-------- Records for processing --------
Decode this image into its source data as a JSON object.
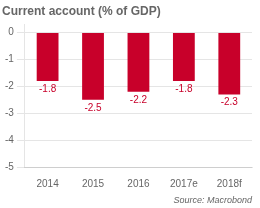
{
  "chart_data": {
    "type": "bar",
    "title": "Current account (% of GDP)",
    "categories": [
      "2014",
      "2015",
      "2016",
      "2017e",
      "2018f"
    ],
    "values": [
      -1.8,
      -2.5,
      -2.2,
      -1.8,
      -2.3
    ],
    "color": "#c8002a",
    "ylim": [
      -5,
      0.3
    ],
    "yticks": [
      0,
      -1,
      -2,
      -3,
      -4,
      -5
    ],
    "grid": true,
    "data_labels": true,
    "annotation": "Source: Macrobond"
  }
}
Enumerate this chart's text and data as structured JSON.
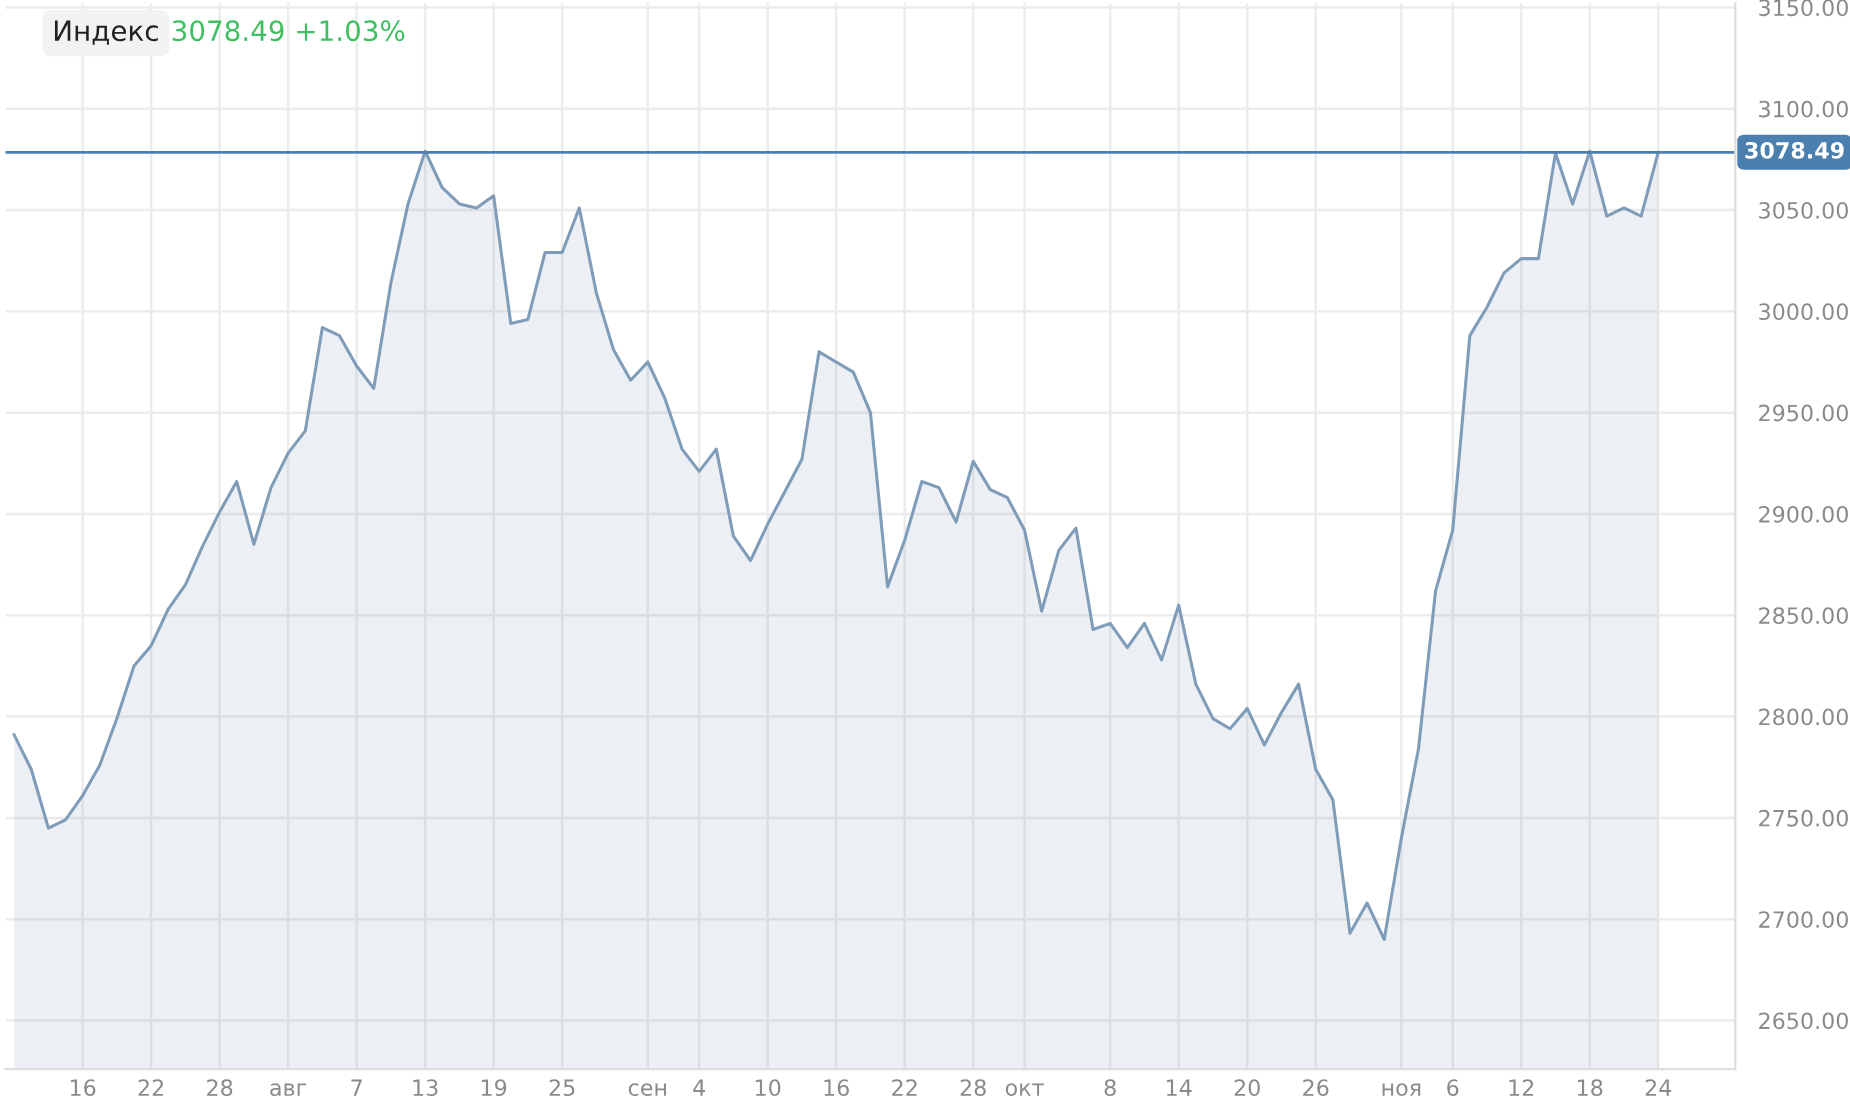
{
  "chart_data": {
    "type": "area",
    "title": "Индекс",
    "subtitle": "3078.49 +1.03%",
    "categories": [
      null,
      null,
      null,
      null,
      "16",
      null,
      null,
      null,
      "22",
      null,
      null,
      null,
      "28",
      null,
      null,
      null,
      "авг",
      null,
      null,
      null,
      "7",
      null,
      null,
      null,
      "13",
      null,
      null,
      null,
      "19",
      null,
      null,
      null,
      "25",
      null,
      null,
      null,
      null,
      "сен",
      null,
      null,
      "4",
      null,
      null,
      null,
      "10",
      null,
      null,
      null,
      "16",
      null,
      null,
      null,
      "22",
      null,
      null,
      null,
      "28",
      null,
      null,
      "окт",
      null,
      null,
      null,
      null,
      "8",
      null,
      null,
      null,
      "14",
      null,
      null,
      null,
      "20",
      null,
      null,
      null,
      "26",
      null,
      null,
      null,
      null,
      "ноя",
      null,
      null,
      "6",
      null,
      null,
      null,
      "12",
      null,
      null,
      null,
      "18",
      null,
      null,
      null,
      "24"
    ],
    "series": [
      {
        "color": "#7f9cb8",
        "values": [
          2791,
          2774,
          2745,
          2749,
          2761,
          2776,
          2799,
          2825,
          2835,
          2853,
          2865,
          2884,
          2901,
          2916,
          2885,
          2913,
          2930,
          2941,
          2992,
          2988,
          2973,
          2962,
          3014,
          3053,
          3079,
          3061,
          3053,
          3051,
          3057,
          2994,
          2996,
          3029,
          3029,
          3051,
          3009,
          2981,
          2966,
          2975,
          2957,
          2932,
          2921,
          2932,
          2889,
          2877,
          2895,
          2911,
          2927,
          2980,
          2975,
          2970,
          2950,
          2864,
          2887,
          2916,
          2913,
          2896,
          2926,
          2912,
          2908,
          2892,
          2852,
          2882,
          2893,
          2843,
          2846,
          2834,
          2846,
          2828,
          2855,
          2816,
          2799,
          2794,
          2804,
          2786,
          2802,
          2816,
          2774,
          2759,
          2693,
          2708,
          2690,
          2740,
          2784,
          2862,
          2892,
          2988,
          3002,
          3019,
          3026,
          3026,
          3078,
          3053,
          3079,
          3047,
          3051,
          3047,
          3078.49
        ]
      }
    ],
    "ylim": [
      2626,
      3152
    ],
    "yticks": [
      {
        "value": 2650,
        "label": "2650.00"
      },
      {
        "value": 2700,
        "label": "2700.00"
      },
      {
        "value": 2750,
        "label": "2750.00"
      },
      {
        "value": 2800,
        "label": "2800.00"
      },
      {
        "value": 2850,
        "label": "2850.00"
      },
      {
        "value": 2900,
        "label": "2900.00"
      },
      {
        "value": 2950,
        "label": "2950.00"
      },
      {
        "value": 3000,
        "label": "3000.00"
      },
      {
        "value": 3050,
        "label": "3050.00"
      },
      {
        "value": 3100,
        "label": "3100.00"
      },
      {
        "value": 3150,
        "label": "3150.00"
      }
    ],
    "ref_lines": [
      {
        "axis": "y",
        "value": 3078.49,
        "label": "3078.49",
        "color": "#4a7fb0"
      }
    ],
    "grid": true,
    "legend": false
  }
}
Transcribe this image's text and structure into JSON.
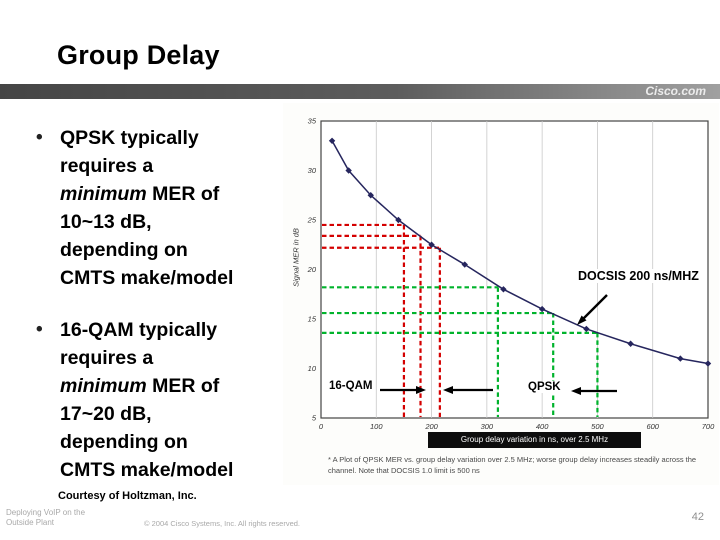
{
  "slide": {
    "title": "Group Delay",
    "brand": "Cisco.com",
    "bullet_char": "•",
    "bullets": [
      {
        "pre": "QPSK typically\nrequires a\n",
        "em": "minimum",
        "post": " MER of\n10~13 dB,\ndepending on\nCMTS make/model"
      },
      {
        "pre": "16-QAM typically\nrequires a\n",
        "em": "minimum",
        "post": " MER of\n17~20 dB,\ndepending on\nCMTS make/model"
      }
    ],
    "courtesy": "Courtesy of Holtzman, Inc.",
    "footer": {
      "product": "Deploying VoIP on the\nOutside Plant",
      "copyright": "© 2004 Cisco Systems, Inc. All rights reserved.",
      "page_number": "42"
    }
  },
  "annotations": {
    "docsis_label": "DOCSIS 200 ns/MHZ",
    "qam16_label": "16-QAM",
    "qpsk_label": "QPSK"
  },
  "chart_data": {
    "type": "line",
    "title": "Group delay variation in ns, over 2.5 MHz",
    "ylabel": "Signal MER in dB",
    "caption": "* A Plot of QPSK MER vs. group delay variation over 2.5 MHz; worse group delay increases steadily across the channel. Note that DOCSIS 1.0 limit is 500 ns",
    "xlim": [
      0,
      700
    ],
    "ylim": [
      5,
      35
    ],
    "x_ticks": [
      0,
      100,
      200,
      300,
      400,
      500,
      600,
      700
    ],
    "y_ticks": [
      5,
      10,
      15,
      20,
      25,
      30,
      35
    ],
    "grid": "vertical",
    "legend_position": "none",
    "series": [
      {
        "name": "QPSK MER vs. group delay variation",
        "color": "#26265e",
        "marker": "diamond",
        "x": [
          20,
          50,
          90,
          140,
          200,
          260,
          330,
          400,
          480,
          560,
          650,
          700
        ],
        "y": [
          33,
          30,
          27.5,
          25,
          22.5,
          20.5,
          18,
          16,
          14,
          12.5,
          11,
          10.5
        ]
      }
    ],
    "thresholds": {
      "qam16": {
        "label": "16-QAM",
        "color": "#d40000",
        "pairs": [
          {
            "x": 150,
            "y": 24.5
          },
          {
            "x": 180,
            "y": 23.4
          },
          {
            "x": 215,
            "y": 22.2
          }
        ]
      },
      "qpsk": {
        "label": "QPSK",
        "color": "#00b32c",
        "pairs": [
          {
            "x": 320,
            "y": 18.2
          },
          {
            "x": 420,
            "y": 15.6
          },
          {
            "x": 500,
            "y": 13.6
          }
        ]
      }
    },
    "docsis_annotation": {
      "label": "DOCSIS 200 ns/MHZ",
      "arrow_target": {
        "x": 480,
        "y": 14
      }
    }
  }
}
--------
**What you should do**
Exclude the images and reproduce the remaining data exactly.

**Output**
Decode this image into its source data as a JSON object.
{
  "chart_data": {
    "type": "bar",
    "title": "Current account (% of GDP)",
    "categories": [
      "2014",
      "2015",
      "2016",
      "2017e",
      "2018f"
    ],
    "values": [
      -1.8,
      -2.5,
      -2.2,
      -1.8,
      -2.3
    ],
    "color": "#c8002a",
    "ylim": [
      -5,
      0.3
    ],
    "yticks": [
      0,
      -1,
      -2,
      -3,
      -4,
      -5
    ],
    "grid": true,
    "data_labels": true,
    "annotation": "Source: Macrobond"
  }
}
Enumerate this chart's text and data as structured JSON.
{
  "chart_data": {
    "type": "area",
    "title": "Индекс",
    "subtitle": "3078.49 +1.03%",
    "categories": [
      null,
      null,
      null,
      null,
      "16",
      null,
      null,
      null,
      "22",
      null,
      null,
      null,
      "28",
      null,
      null,
      null,
      "авг",
      null,
      null,
      null,
      "7",
      null,
      null,
      null,
      "13",
      null,
      null,
      null,
      "19",
      null,
      null,
      null,
      "25",
      null,
      null,
      null,
      null,
      "сен",
      null,
      null,
      "4",
      null,
      null,
      null,
      "10",
      null,
      null,
      null,
      "16",
      null,
      null,
      null,
      "22",
      null,
      null,
      null,
      "28",
      null,
      null,
      "окт",
      null,
      null,
      null,
      null,
      "8",
      null,
      null,
      null,
      "14",
      null,
      null,
      null,
      "20",
      null,
      null,
      null,
      "26",
      null,
      null,
      null,
      null,
      "ноя",
      null,
      null,
      "6",
      null,
      null,
      null,
      "12",
      null,
      null,
      null,
      "18",
      null,
      null,
      null,
      "24"
    ],
    "series": [
      {
        "color": "#7f9cb8",
        "values": [
          2791,
          2774,
          2745,
          2749,
          2761,
          2776,
          2799,
          2825,
          2835,
          2853,
          2865,
          2884,
          2901,
          2916,
          2885,
          2913,
          2930,
          2941,
          2992,
          2988,
          2973,
          2962,
          3014,
          3053,
          3079,
          3061,
          3053,
          3051,
          3057,
          2994,
          2996,
          3029,
          3029,
          3051,
          3009,
          2981,
          2966,
          2975,
          2957,
          2932,
          2921,
          2932,
          2889,
          2877,
          2895,
          2911,
          2927,
          2980,
          2975,
          2970,
          2950,
          2864,
          2887,
          2916,
          2913,
          2896,
          2926,
          2912,
          2908,
          2892,
          2852,
          2882,
          2893,
          2843,
          2846,
          2834,
          2846,
          2828,
          2855,
          2816,
          2799,
          2794,
          2804,
          2786,
          2802,
          2816,
          2774,
          2759,
          2693,
          2708,
          2690,
          2740,
          2784,
          2862,
          2892,
          2988,
          3002,
          3019,
          3026,
          3026,
          3078,
          3053,
          3079,
          3047,
          3051,
          3047,
          3078.49
        ]
      }
    ],
    "ylim": [
      2626,
      3152
    ],
    "yticks": [
      {
        "value": 2650,
        "label": "2650.00"
      },
      {
        "value": 2700,
        "label": "2700.00"
      },
      {
        "value": 2750,
        "label": "2750.00"
      },
      {
        "value": 2800,
        "label": "2800.00"
      },
      {
        "value": 2850,
        "label": "2850.00"
      },
      {
        "value": 2900,
        "label": "2900.00"
      },
      {
        "value": 2950,
        "label": "2950.00"
      },
      {
        "value": 3000,
        "label": "3000.00"
      },
      {
        "value": 3050,
        "label": "3050.00"
      },
      {
        "value": 3100,
        "label": "3100.00"
      },
      {
        "value": 3150,
        "label": "3150.00"
      }
    ],
    "ref_lines": [
      {
        "axis": "y",
        "value": 3078.49,
        "label": "3078.49",
        "color": "#4a7fb0"
      }
    ],
    "grid": true,
    "legend": false
  }
}
Transcribe this image's text and structure into JSON.
{
  "slide": {
    "title": "Group Delay",
    "brand": "Cisco.com",
    "bullet_char": "•",
    "bullets": [
      {
        "pre": "QPSK typically\nrequires a\n",
        "em": "minimum",
        "post": " MER of\n10~13 dB,\ndepending on\nCMTS make/model"
      },
      {
        "pre": "16-QAM typically\nrequires a\n",
        "em": "minimum",
        "post": " MER of\n17~20 dB,\ndepending on\nCMTS make/model"
      }
    ],
    "courtesy": "Courtesy of Holtzman, Inc.",
    "footer": {
      "product": "Deploying VoIP on the\nOutside Plant",
      "copyright": "© 2004 Cisco Systems, Inc. All rights reserved.",
      "page_number": "42"
    }
  },
  "annotations": {
    "docsis_label": "DOCSIS 200 ns/MHZ",
    "qam16_label": "16-QAM",
    "qpsk_label": "QPSK"
  },
  "chart_data": {
    "type": "line",
    "title": "Group delay variation in ns, over 2.5 MHz",
    "ylabel": "Signal MER in dB",
    "caption": "* A Plot of QPSK MER vs. group delay variation over 2.5 MHz; worse group delay increases steadily across the channel. Note that DOCSIS 1.0 limit is 500 ns",
    "xlim": [
      0,
      700
    ],
    "ylim": [
      5,
      35
    ],
    "x_ticks": [
      0,
      100,
      200,
      300,
      400,
      500,
      600,
      700
    ],
    "y_ticks": [
      5,
      10,
      15,
      20,
      25,
      30,
      35
    ],
    "grid": "vertical",
    "legend_position": "none",
    "series": [
      {
        "name": "QPSK MER vs. group delay variation",
        "color": "#26265e",
        "marker": "diamond",
        "x": [
          20,
          50,
          90,
          140,
          200,
          260,
          330,
          400,
          480,
          560,
          650,
          700
        ],
        "y": [
          33,
          30,
          27.5,
          25,
          22.5,
          20.5,
          18,
          16,
          14,
          12.5,
          11,
          10.5
        ]
      }
    ],
    "thresholds": {
      "qam16": {
        "label": "16-QAM",
        "color": "#d40000",
        "pairs": [
          {
            "x": 150,
            "y": 24.5
          },
          {
            "x": 180,
            "y": 23.4
          },
          {
            "x": 215,
            "y": 22.2
          }
        ]
      },
      "qpsk": {
        "label": "QPSK",
        "color": "#00b32c",
        "pairs": [
          {
            "x": 320,
            "y": 18.2
          },
          {
            "x": 420,
            "y": 15.6
          },
          {
            "x": 500,
            "y": 13.6
          }
        ]
      }
    },
    "docsis_annotation": {
      "label": "DOCSIS 200 ns/MHZ",
      "arrow_target": {
        "x": 480,
        "y": 14
      }
    }
  }
}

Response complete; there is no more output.